• WHAT YOU ARE ASKED TO DO
All entries are to be quoted exactly; the images stay out of the copy.

Begin RECORDS TO PROCESS

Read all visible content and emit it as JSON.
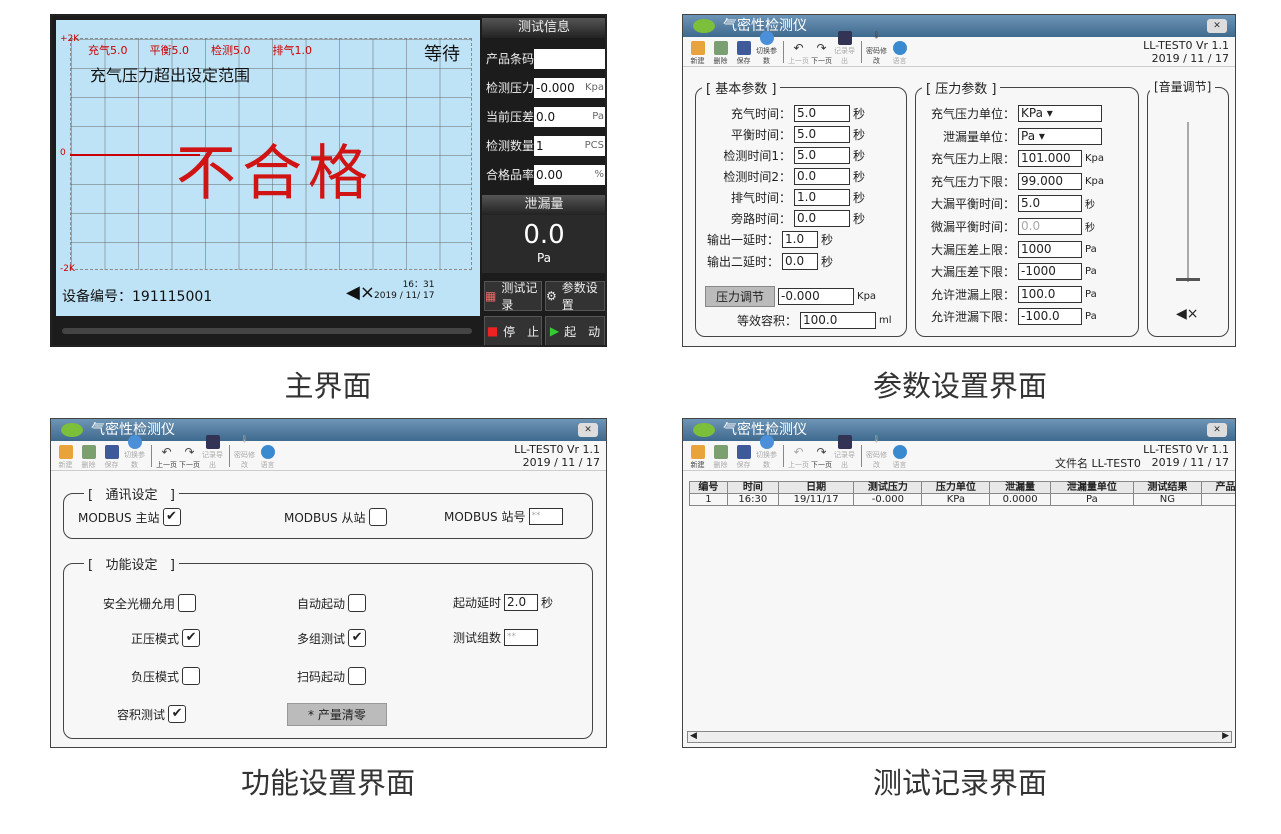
{
  "main": {
    "y_top": "+2K",
    "y_mid": "0",
    "y_bot": "-2K",
    "tags": [
      "充气5.0",
      "平衡5.0",
      "检测5.0",
      "排气1.0"
    ],
    "status": "等待",
    "message": "充气压力超出设定范围",
    "result": "不合格",
    "device_label": "设备编号：191115001",
    "time": "16：31",
    "date": "2019 / 11/ 17",
    "info_header": "测试信息",
    "fields": [
      {
        "label": "产品条码",
        "value": "",
        "unit": ""
      },
      {
        "label": "检测压力",
        "value": "-0.000",
        "unit": "Kpa"
      },
      {
        "label": "当前压差",
        "value": "0.0",
        "unit": "Pa"
      },
      {
        "label": "检测数量",
        "value": "1",
        "unit": "PCS"
      },
      {
        "label": "合格品率",
        "value": "0.00",
        "unit": "%"
      }
    ],
    "leak_header": "泄漏量",
    "leak_value": "0.0",
    "leak_unit": "Pa",
    "btn_record": "测试记录",
    "btn_settings": "参数设置",
    "btn_stop": "停　止",
    "btn_start": "起　动"
  },
  "window": {
    "title": "气密性检测仪",
    "model": "LL-TEST0  Vr 1.1",
    "date": "2019 / 11 / 17",
    "toolbar": [
      "新建",
      "删除",
      "保存",
      "切换参数",
      "上一页",
      "下一页",
      "记录导出",
      "密码修改",
      "语言"
    ]
  },
  "params": {
    "basic_title": "[ 基本参数 ]",
    "basic": [
      {
        "label": "充气时间：",
        "value": "5.0",
        "unit": "秒"
      },
      {
        "label": "平衡时间：",
        "value": "5.0",
        "unit": "秒"
      },
      {
        "label": "检测时间1：",
        "value": "5.0",
        "unit": "秒"
      },
      {
        "label": "检测时间2：",
        "value": "0.0",
        "unit": "秒"
      },
      {
        "label": "排气时间：",
        "value": "1.0",
        "unit": "秒"
      },
      {
        "label": "旁路时间：",
        "value": "0.0",
        "unit": "秒"
      },
      {
        "label": "输出一延时：",
        "value": "1.0",
        "unit": "秒"
      },
      {
        "label": "输出二延时：",
        "value": "0.0",
        "unit": "秒"
      }
    ],
    "pressure_btn": "压力调节",
    "pressure_val": "-0.000",
    "pressure_unit": "Kpa",
    "volume_label": "等效容积：",
    "volume_val": "100.0",
    "volume_unit": "ml",
    "press_title": "[ 压力参数 ]",
    "press": [
      {
        "label": "充气压力单位：",
        "value": "KPa ▾",
        "unit": ""
      },
      {
        "label": "泄漏量单位：",
        "value": "Pa ▾",
        "unit": ""
      },
      {
        "label": "充气压力上限：",
        "value": "101.000",
        "unit": "Kpa"
      },
      {
        "label": "充气压力下限：",
        "value": "99.000",
        "unit": "Kpa"
      },
      {
        "label": "大漏平衡时间：",
        "value": "5.0",
        "unit": "秒"
      },
      {
        "label": "微漏平衡时间：",
        "value": "0.0",
        "unit": "秒"
      },
      {
        "label": "大漏压差上限：",
        "value": "1000",
        "unit": "Pa"
      },
      {
        "label": "大漏压差下限：",
        "value": "-1000",
        "unit": "Pa"
      },
      {
        "label": "允许泄漏上限：",
        "value": "100.0",
        "unit": "Pa"
      },
      {
        "label": "允许泄漏下限：",
        "value": "-100.0",
        "unit": "Pa"
      }
    ],
    "volume_title": "[音量调节]"
  },
  "func": {
    "comm_title": "通讯设定",
    "master": "MODBUS 主站",
    "slave": "MODBUS 从站",
    "station": "MODBUS 站号",
    "station_ph": "**",
    "func_title": "功能设定",
    "items": [
      {
        "label": "安全光栅允用",
        "checked": ""
      },
      {
        "label": "自动起动",
        "checked": ""
      },
      {
        "label": "正压模式",
        "checked": "✔"
      },
      {
        "label": "多组测试",
        "checked": "✔"
      },
      {
        "label": "负压模式",
        "checked": ""
      },
      {
        "label": "扫码起动",
        "checked": ""
      },
      {
        "label": "容积测试",
        "checked": "✔"
      }
    ],
    "delay_label": "起动延时",
    "delay_val": "2.0",
    "delay_unit": "秒",
    "groups_label": "测试组数",
    "groups_ph": "**",
    "clear_btn": "* 产量清零",
    "master_check": "✔"
  },
  "records": {
    "filename": "文件名 LL-TEST0",
    "headers": [
      "编号",
      "时间",
      "日期",
      "测试压力",
      "压力单位",
      "泄漏量",
      "泄漏量单位",
      "测试结果",
      "产品条码"
    ],
    "rows": [
      [
        "1",
        "16:30",
        "19/11/17",
        "-0.000",
        "KPa",
        "0.0000",
        "Pa",
        "NG",
        ""
      ]
    ]
  },
  "captions": [
    "主界面",
    "参数设置界面",
    "功能设置界面",
    "测试记录界面"
  ]
}
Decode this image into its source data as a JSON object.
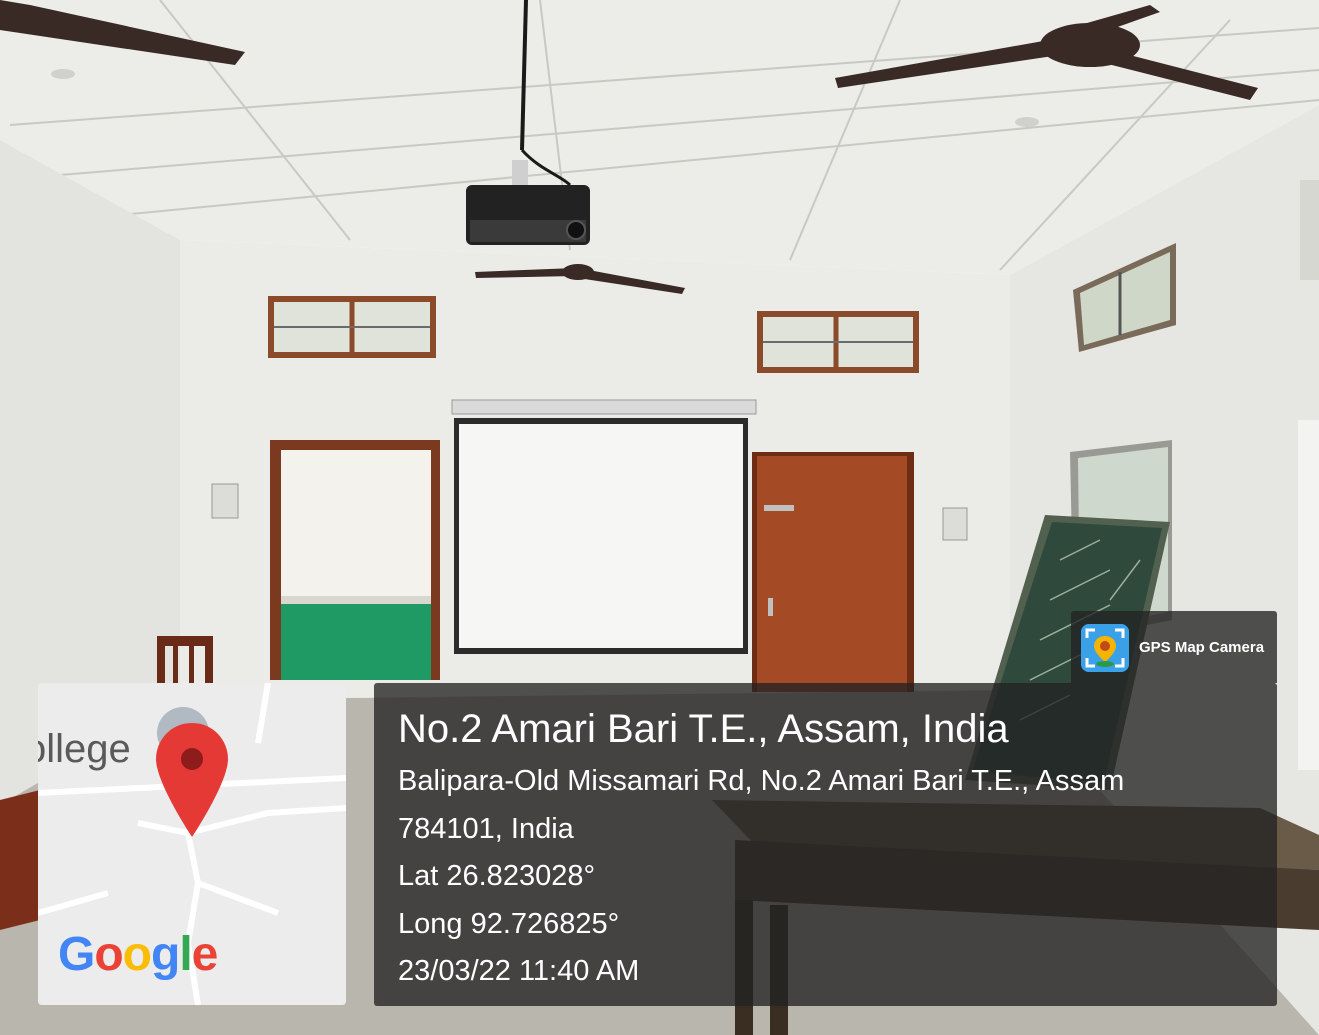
{
  "map": {
    "place_label": "ollege",
    "logo_text": "Google",
    "logo_letters": [
      "G",
      "o",
      "o",
      "g",
      "l",
      "e"
    ],
    "logo_colors": [
      "#4285F4",
      "#EA4335",
      "#FBBC05",
      "#4285F4",
      "#34A853",
      "#EA4335"
    ],
    "pin_color": "#E53935"
  },
  "app_badge": {
    "label": "GPS Map Camera",
    "icon": "gps-map-camera-icon"
  },
  "location": {
    "title": "No.2 Amari Bari T.E., Assam, India",
    "address_line1": "Balipara-Old Missamari Rd, No.2 Amari Bari T.E., Assam",
    "address_line2": "784101, India",
    "latitude": "Lat 26.823028°",
    "longitude": "Long 92.726825°",
    "datetime": "23/03/22 11:40 AM"
  },
  "colors": {
    "panel_bg": "rgba(35,35,35,0.78)",
    "wall": "#e9e9e7",
    "ceiling": "#efefec",
    "door_wood": "#8b3a1f",
    "chalkboard": "#2f4a3c"
  }
}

End RECORDS TO PROCESS

• RESULT
Read all visible content and emit it as JSON.
{
  "main": {
    "y_top": "+2K",
    "y_mid": "0",
    "y_bot": "-2K",
    "tags": [
      "充气5.0",
      "平衡5.0",
      "检测5.0",
      "排气1.0"
    ],
    "status": "等待",
    "message": "充气压力超出设定范围",
    "result": "不合格",
    "device_label": "设备编号：191115001",
    "time": "16：31",
    "date": "2019 / 11/ 17",
    "info_header": "测试信息",
    "fields": [
      {
        "label": "产品条码",
        "value": "",
        "unit": ""
      },
      {
        "label": "检测压力",
        "value": "-0.000",
        "unit": "Kpa"
      },
      {
        "label": "当前压差",
        "value": "0.0",
        "unit": "Pa"
      },
      {
        "label": "检测数量",
        "value": "1",
        "unit": "PCS"
      },
      {
        "label": "合格品率",
        "value": "0.00",
        "unit": "%"
      }
    ],
    "leak_header": "泄漏量",
    "leak_value": "0.0",
    "leak_unit": "Pa",
    "btn_record": "测试记录",
    "btn_settings": "参数设置",
    "btn_stop": "停　止",
    "btn_start": "起　动"
  },
  "window": {
    "title": "气密性检测仪",
    "model": "LL-TEST0  Vr 1.1",
    "date": "2019 / 11 / 17",
    "toolbar": [
      "新建",
      "删除",
      "保存",
      "切换参数",
      "上一页",
      "下一页",
      "记录导出",
      "密码修改",
      "语言"
    ]
  },
  "params": {
    "basic_title": "[ 基本参数 ]",
    "basic": [
      {
        "label": "充气时间：",
        "value": "5.0",
        "unit": "秒"
      },
      {
        "label": "平衡时间：",
        "value": "5.0",
        "unit": "秒"
      },
      {
        "label": "检测时间1：",
        "value": "5.0",
        "unit": "秒"
      },
      {
        "label": "检测时间2：",
        "value": "0.0",
        "unit": "秒"
      },
      {
        "label": "排气时间：",
        "value": "1.0",
        "unit": "秒"
      },
      {
        "label": "旁路时间：",
        "value": "0.0",
        "unit": "秒"
      },
      {
        "label": "输出一延时：",
        "value": "1.0",
        "unit": "秒"
      },
      {
        "label": "输出二延时：",
        "value": "0.0",
        "unit": "秒"
      }
    ],
    "pressure_btn": "压力调节",
    "pressure_val": "-0.000",
    "pressure_unit": "Kpa",
    "volume_label": "等效容积：",
    "volume_val": "100.0",
    "volume_unit": "ml",
    "press_title": "[ 压力参数 ]",
    "press": [
      {
        "label": "充气压力单位：",
        "value": "KPa ▾",
        "unit": ""
      },
      {
        "label": "泄漏量单位：",
        "value": "Pa ▾",
        "unit": ""
      },
      {
        "label": "充气压力上限：",
        "value": "101.000",
        "unit": "Kpa"
      },
      {
        "label": "充气压力下限：",
        "value": "99.000",
        "unit": "Kpa"
      },
      {
        "label": "大漏平衡时间：",
        "value": "5.0",
        "unit": "秒"
      },
      {
        "label": "微漏平衡时间：",
        "value": "0.0",
        "unit": "秒"
      },
      {
        "label": "大漏压差上限：",
        "value": "1000",
        "unit": "Pa"
      },
      {
        "label": "大漏压差下限：",
        "value": "-1000",
        "unit": "Pa"
      },
      {
        "label": "允许泄漏上限：",
        "value": "100.0",
        "unit": "Pa"
      },
      {
        "label": "允许泄漏下限：",
        "value": "-100.0",
        "unit": "Pa"
      }
    ],
    "volume_title": "[音量调节]"
  },
  "func": {
    "comm_title": "通讯设定",
    "master": "MODBUS 主站",
    "slave": "MODBUS 从站",
    "station": "MODBUS 站号",
    "station_ph": "**",
    "func_title": "功能设定",
    "items": [
      {
        "label": "安全光栅允用",
        "checked": ""
      },
      {
        "label": "自动起动",
        "checked": ""
      },
      {
        "label": "正压模式",
        "checked": "✔"
      },
      {
        "label": "多组测试",
        "checked": "✔"
      },
      {
        "label": "负压模式",
        "checked": ""
      },
      {
        "label": "扫码起动",
        "checked": ""
      },
      {
        "label": "容积测试",
        "checked": "✔"
      }
    ],
    "delay_label": "起动延时",
    "delay_val": "2.0",
    "delay_unit": "秒",
    "groups_label": "测试组数",
    "groups_ph": "**",
    "clear_btn": "* 产量清零",
    "master_check": "✔"
  },
  "records": {
    "filename": "文件名 LL-TEST0",
    "headers": [
      "编号",
      "时间",
      "日期",
      "测试压力",
      "压力单位",
      "泄漏量",
      "泄漏量单位",
      "测试结果",
      "产品条码"
    ],
    "rows": [
      [
        "1",
        "16:30",
        "19/11/17",
        "-0.000",
        "KPa",
        "0.0000",
        "Pa",
        "NG",
        ""
      ]
    ]
  },
  "captions": [
    "主界面",
    "参数设置界面",
    "功能设置界面",
    "测试记录界面"
  ]
}
Decode this image into its source data as a JSON object.
{
  "map": {
    "place_label": "ollege",
    "logo_text": "Google",
    "logo_letters": [
      "G",
      "o",
      "o",
      "g",
      "l",
      "e"
    ],
    "logo_colors": [
      "#4285F4",
      "#EA4335",
      "#FBBC05",
      "#4285F4",
      "#34A853",
      "#EA4335"
    ],
    "pin_color": "#E53935"
  },
  "app_badge": {
    "label": "GPS Map Camera",
    "icon": "gps-map-camera-icon"
  },
  "location": {
    "title": "No.2 Amari Bari T.E., Assam, India",
    "address_line1": "Balipara-Old Missamari Rd, No.2 Amari Bari T.E., Assam",
    "address_line2": "784101, India",
    "latitude": "Lat 26.823028°",
    "longitude": "Long 92.726825°",
    "datetime": "23/03/22 11:40 AM"
  },
  "colors": {
    "panel_bg": "rgba(35,35,35,0.78)",
    "wall": "#e9e9e7",
    "ceiling": "#efefec",
    "door_wood": "#8b3a1f",
    "chalkboard": "#2f4a3c"
  }
}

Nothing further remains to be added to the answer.